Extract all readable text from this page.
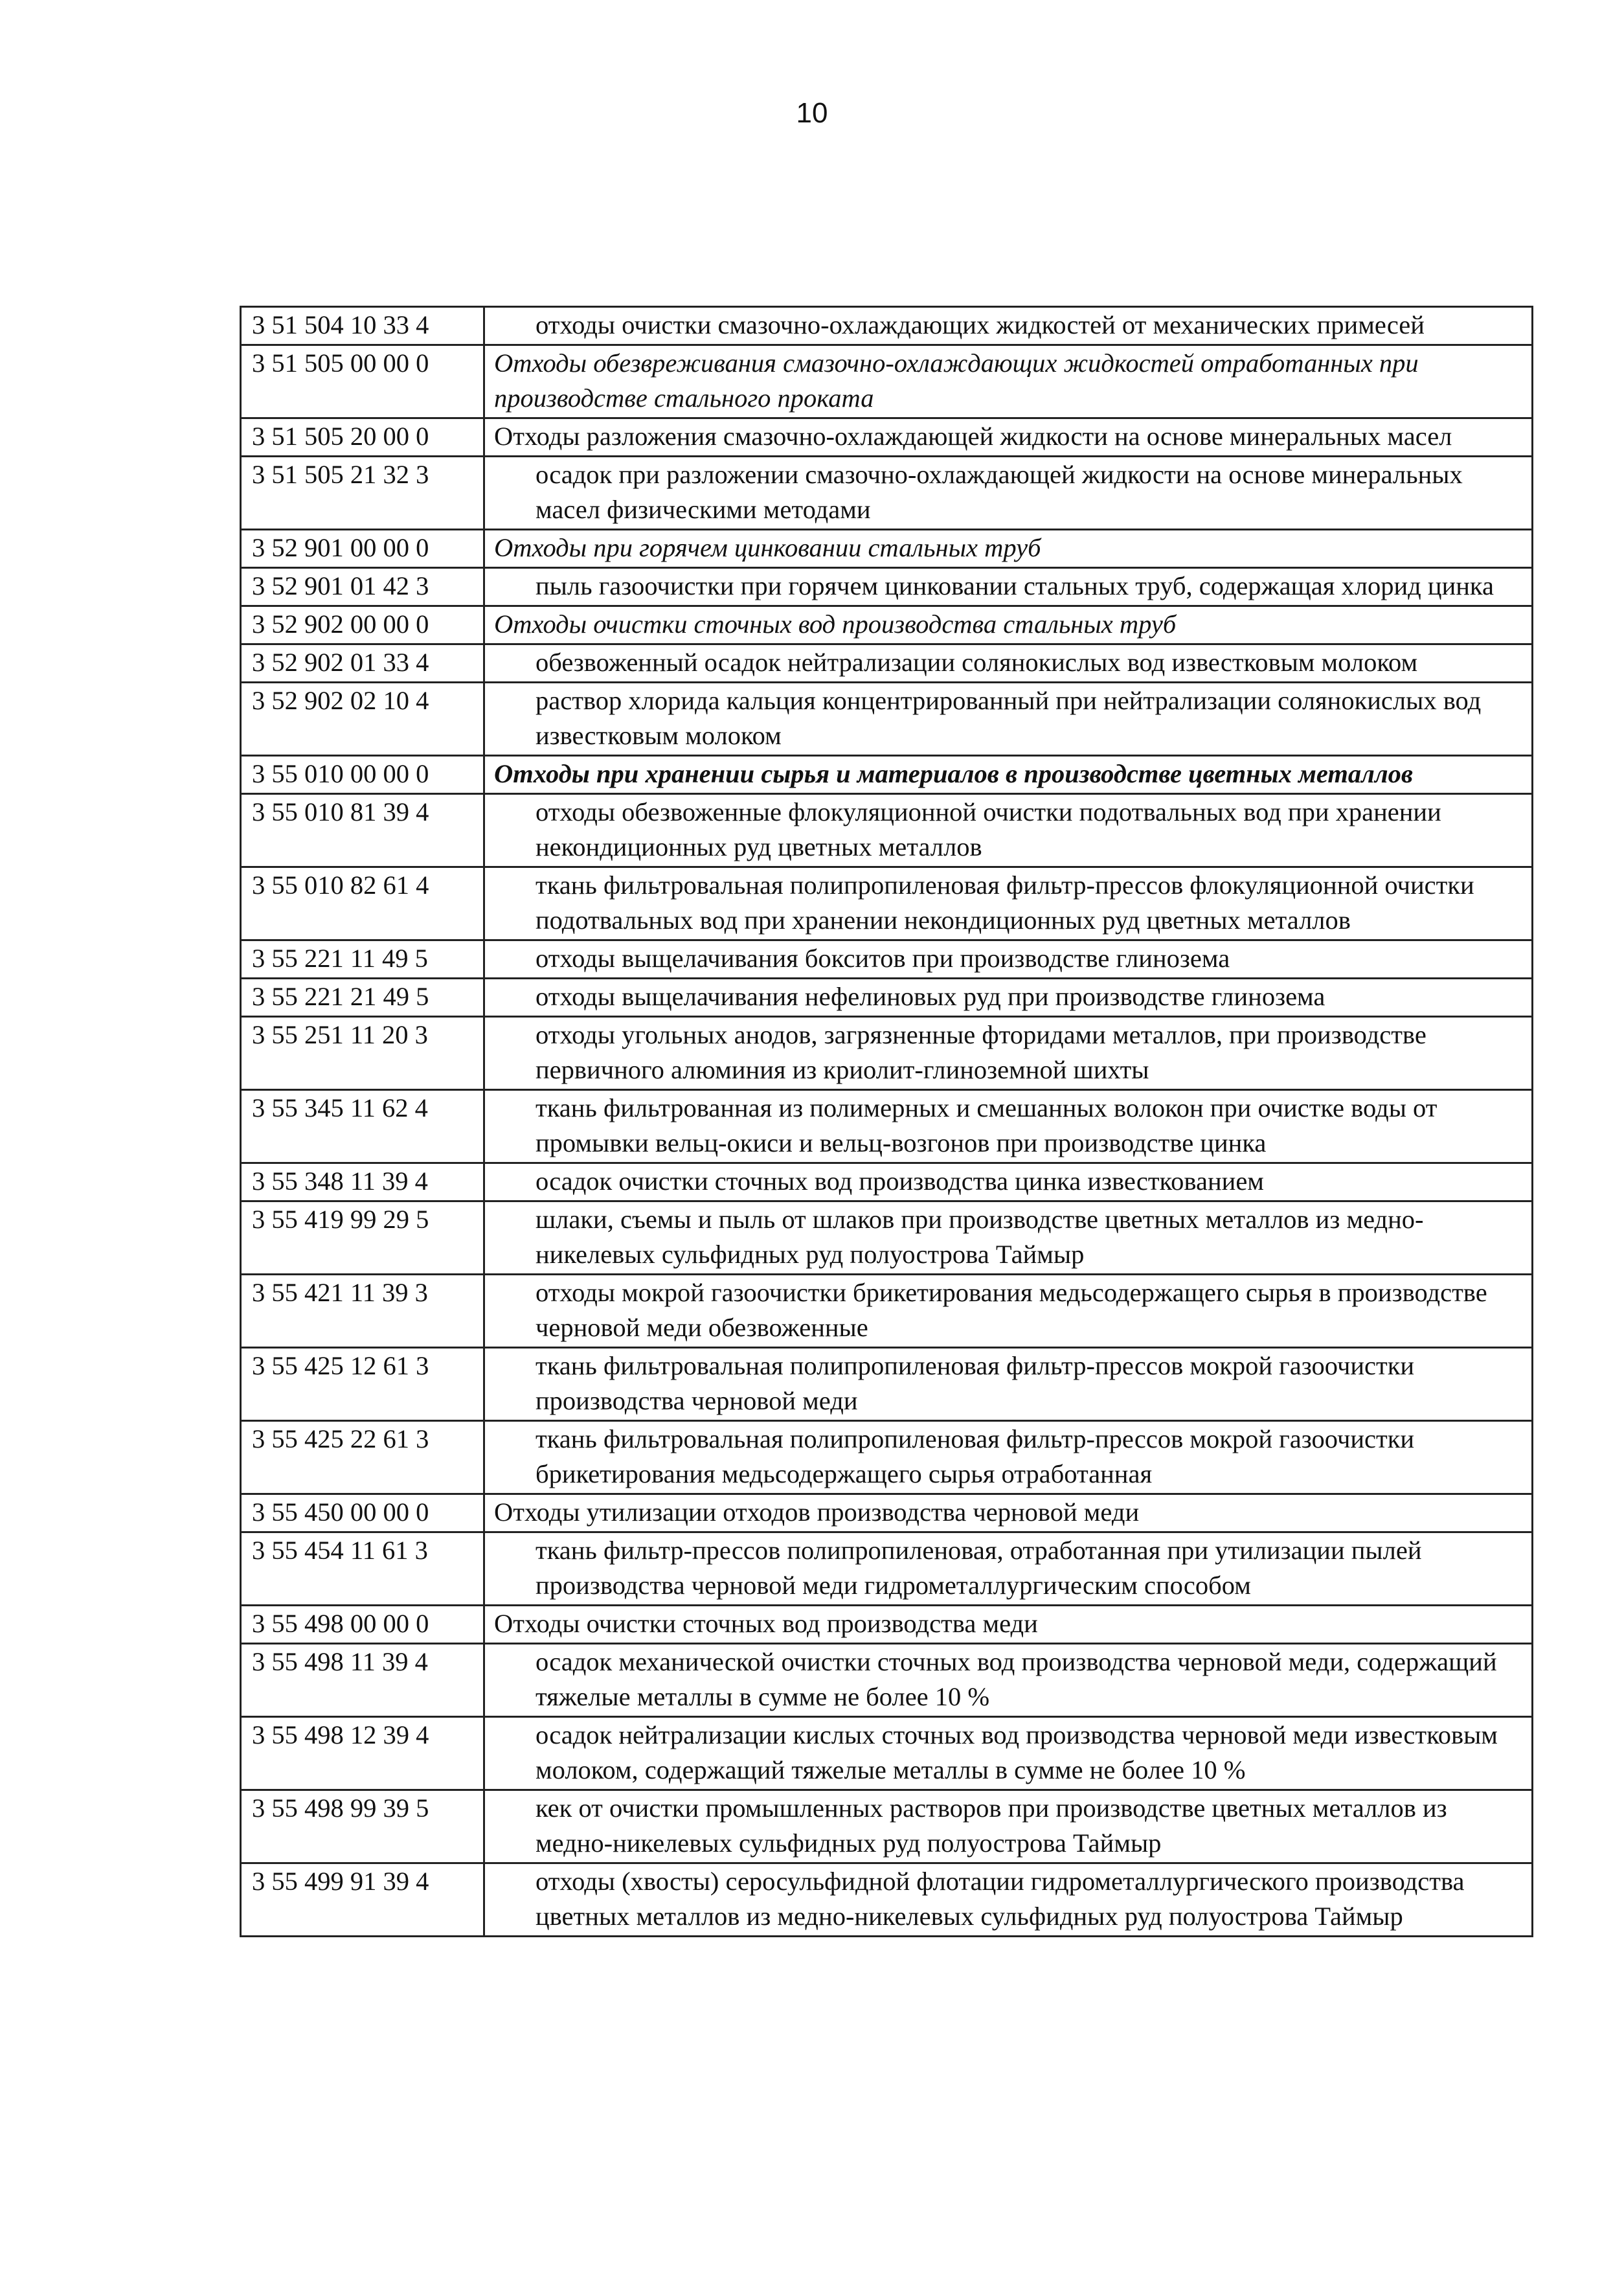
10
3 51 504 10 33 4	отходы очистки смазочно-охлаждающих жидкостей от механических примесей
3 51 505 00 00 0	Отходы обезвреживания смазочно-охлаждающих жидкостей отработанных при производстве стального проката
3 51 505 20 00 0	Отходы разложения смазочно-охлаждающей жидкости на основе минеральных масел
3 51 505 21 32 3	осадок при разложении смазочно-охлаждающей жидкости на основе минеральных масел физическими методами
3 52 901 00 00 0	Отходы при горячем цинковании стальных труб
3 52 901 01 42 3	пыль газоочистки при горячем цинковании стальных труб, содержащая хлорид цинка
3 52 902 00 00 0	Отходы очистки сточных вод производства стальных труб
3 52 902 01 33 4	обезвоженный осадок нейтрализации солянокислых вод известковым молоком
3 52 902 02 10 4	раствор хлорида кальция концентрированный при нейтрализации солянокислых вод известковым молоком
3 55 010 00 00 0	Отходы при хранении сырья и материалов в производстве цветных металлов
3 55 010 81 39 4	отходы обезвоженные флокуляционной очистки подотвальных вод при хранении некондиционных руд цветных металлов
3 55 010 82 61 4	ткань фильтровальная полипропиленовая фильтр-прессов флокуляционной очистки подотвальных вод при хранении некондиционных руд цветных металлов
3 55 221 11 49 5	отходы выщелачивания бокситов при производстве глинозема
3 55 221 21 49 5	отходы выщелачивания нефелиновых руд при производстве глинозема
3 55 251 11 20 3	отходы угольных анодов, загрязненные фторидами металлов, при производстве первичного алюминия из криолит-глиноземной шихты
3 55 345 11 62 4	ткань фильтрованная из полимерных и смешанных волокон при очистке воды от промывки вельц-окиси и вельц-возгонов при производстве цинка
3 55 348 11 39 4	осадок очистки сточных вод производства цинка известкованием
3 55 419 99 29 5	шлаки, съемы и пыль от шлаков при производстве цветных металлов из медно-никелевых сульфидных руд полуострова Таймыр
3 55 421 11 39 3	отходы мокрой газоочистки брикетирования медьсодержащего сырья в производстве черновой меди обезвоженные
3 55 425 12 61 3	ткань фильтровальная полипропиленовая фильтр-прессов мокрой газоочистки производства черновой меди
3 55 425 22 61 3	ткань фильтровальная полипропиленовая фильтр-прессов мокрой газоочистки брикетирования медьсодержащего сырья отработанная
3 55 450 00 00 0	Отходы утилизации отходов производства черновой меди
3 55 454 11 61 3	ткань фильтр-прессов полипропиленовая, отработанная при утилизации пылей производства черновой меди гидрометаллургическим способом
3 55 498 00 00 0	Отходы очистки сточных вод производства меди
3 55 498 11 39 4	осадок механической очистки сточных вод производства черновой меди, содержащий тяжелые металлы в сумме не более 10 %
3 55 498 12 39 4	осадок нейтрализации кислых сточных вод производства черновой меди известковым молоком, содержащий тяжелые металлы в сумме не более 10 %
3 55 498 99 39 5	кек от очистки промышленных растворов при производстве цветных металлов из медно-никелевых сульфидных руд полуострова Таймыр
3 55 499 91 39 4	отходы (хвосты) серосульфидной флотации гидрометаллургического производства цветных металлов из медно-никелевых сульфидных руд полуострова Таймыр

■ Task requirements ■
Every entry above needs to be retyped exactly; drop the pictures.

■ Written solution ■
Extract all readable text from this page.
10
3 51 504 10 33 4	отходы очистки смазочно-охлаждающих жидкостей от механических примесей
3 51 505 00 00 0	Отходы обезвреживания смазочно-охлаждающих жидкостей отработанных при производстве стального проката
3 51 505 20 00 0	Отходы разложения смазочно-охлаждающей жидкости на основе минеральных масел
3 51 505 21 32 3	осадок при разложении смазочно-охлаждающей жидкости на основе минеральных масел физическими методами
3 52 901 00 00 0	Отходы при горячем цинковании стальных труб
3 52 901 01 42 3	пыль газоочистки при горячем цинковании стальных труб, содержащая хлорид цинка
3 52 902 00 00 0	Отходы очистки сточных вод производства стальных труб
3 52 902 01 33 4	обезвоженный осадок нейтрализации солянокислых вод известковым молоком
3 52 902 02 10 4	раствор хлорида кальция концентрированный при нейтрализации солянокислых вод известковым молоком
3 55 010 00 00 0	Отходы при хранении сырья и материалов в производстве цветных металлов
3 55 010 81 39 4	отходы обезвоженные флокуляционной очистки подотвальных вод при хранении некондиционных руд цветных металлов
3 55 010 82 61 4	ткань фильтровальная полипропиленовая фильтр-прессов флокуляционной очистки подотвальных вод при хранении некондиционных руд цветных металлов
3 55 221 11 49 5	отходы выщелачивания бокситов при производстве глинозема
3 55 221 21 49 5	отходы выщелачивания нефелиновых руд при производстве глинозема
3 55 251 11 20 3	отходы угольных анодов, загрязненные фторидами металлов, при производстве первичного алюминия из криолит-глиноземной шихты
3 55 345 11 62 4	ткань фильтрованная из полимерных и смешанных волокон при очистке воды от промывки вельц-окиси и вельц-возгонов при производстве цинка
3 55 348 11 39 4	осадок очистки сточных вод производства цинка известкованием
3 55 419 99 29 5	шлаки, съемы и пыль от шлаков при производстве цветных металлов из медно-никелевых сульфидных руд полуострова Таймыр
3 55 421 11 39 3	отходы мокрой газоочистки брикетирования медьсодержащего сырья в производстве черновой меди обезвоженные
3 55 425 12 61 3	ткань фильтровальная полипропиленовая фильтр-прессов мокрой газоочистки производства черновой меди
3 55 425 22 61 3	ткань фильтровальная полипропиленовая фильтр-прессов мокрой газоочистки брикетирования медьсодержащего сырья отработанная
3 55 450 00 00 0	Отходы утилизации отходов производства черновой меди
3 55 454 11 61 3	ткань фильтр-прессов полипропиленовая, отработанная при утилизации пылей производства черновой меди гидрометаллургическим способом
3 55 498 00 00 0	Отходы очистки сточных вод производства меди
3 55 498 11 39 4	осадок механической очистки сточных вод производства черновой меди, содержащий тяжелые металлы в сумме не более 10 %
3 55 498 12 39 4	осадок нейтрализации кислых сточных вод производства черновой меди известковым молоком, содержащий тяжелые металлы в сумме не более 10 %
3 55 498 99 39 5	кек от очистки промышленных растворов при производстве цветных металлов из медно-никелевых сульфидных руд полуострова Таймыр
3 55 499 91 39 4	отходы (хвосты) серосульфидной флотации гидрометаллургического производства цветных металлов из медно-никелевых сульфидных руд полуострова Таймыр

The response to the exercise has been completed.